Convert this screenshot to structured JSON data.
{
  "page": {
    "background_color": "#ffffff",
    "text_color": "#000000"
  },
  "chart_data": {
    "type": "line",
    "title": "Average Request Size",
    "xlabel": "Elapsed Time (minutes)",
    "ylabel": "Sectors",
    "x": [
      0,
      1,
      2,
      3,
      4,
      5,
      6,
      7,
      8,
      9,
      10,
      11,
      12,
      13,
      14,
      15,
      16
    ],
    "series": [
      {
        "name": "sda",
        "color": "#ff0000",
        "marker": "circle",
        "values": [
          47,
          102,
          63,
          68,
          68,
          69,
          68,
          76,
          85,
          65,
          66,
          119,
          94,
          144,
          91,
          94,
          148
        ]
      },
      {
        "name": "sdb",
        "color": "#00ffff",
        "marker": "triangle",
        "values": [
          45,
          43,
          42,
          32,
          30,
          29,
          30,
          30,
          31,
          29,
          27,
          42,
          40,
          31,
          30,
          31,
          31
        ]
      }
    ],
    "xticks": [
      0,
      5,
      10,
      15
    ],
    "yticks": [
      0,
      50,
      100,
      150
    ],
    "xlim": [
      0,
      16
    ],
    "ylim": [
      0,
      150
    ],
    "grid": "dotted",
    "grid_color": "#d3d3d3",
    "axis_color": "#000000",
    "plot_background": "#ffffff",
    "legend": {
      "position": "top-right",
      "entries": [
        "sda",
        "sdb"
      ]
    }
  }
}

* * *

§ Exercise: Set down each entry again, unchanged.

§ The result:
Convert this screenshot to structured JSON data.
{
  "page": {
    "background_color": "#ffffff",
    "text_color": "#000000"
  },
  "chart_data": {
    "type": "line",
    "title": "Average Request Size",
    "xlabel": "Elapsed Time (minutes)",
    "ylabel": "Sectors",
    "x": [
      0,
      1,
      2,
      3,
      4,
      5,
      6,
      7,
      8,
      9,
      10,
      11,
      12,
      13,
      14,
      15,
      16
    ],
    "series": [
      {
        "name": "sda",
        "color": "#ff0000",
        "marker": "circle",
        "values": [
          47,
          102,
          63,
          68,
          68,
          69,
          68,
          76,
          85,
          65,
          66,
          119,
          94,
          144,
          91,
          94,
          148
        ]
      },
      {
        "name": "sdb",
        "color": "#00ffff",
        "marker": "triangle",
        "values": [
          45,
          43,
          42,
          32,
          30,
          29,
          30,
          30,
          31,
          29,
          27,
          42,
          40,
          31,
          30,
          31,
          31
        ]
      }
    ],
    "xticks": [
      0,
      5,
      10,
      15
    ],
    "yticks": [
      0,
      50,
      100,
      150
    ],
    "xlim": [
      0,
      16
    ],
    "ylim": [
      0,
      150
    ],
    "grid": "dotted",
    "grid_color": "#d3d3d3",
    "axis_color": "#000000",
    "plot_background": "#ffffff",
    "legend": {
      "position": "top-right",
      "entries": [
        "sda",
        "sdb"
      ]
    }
  }
}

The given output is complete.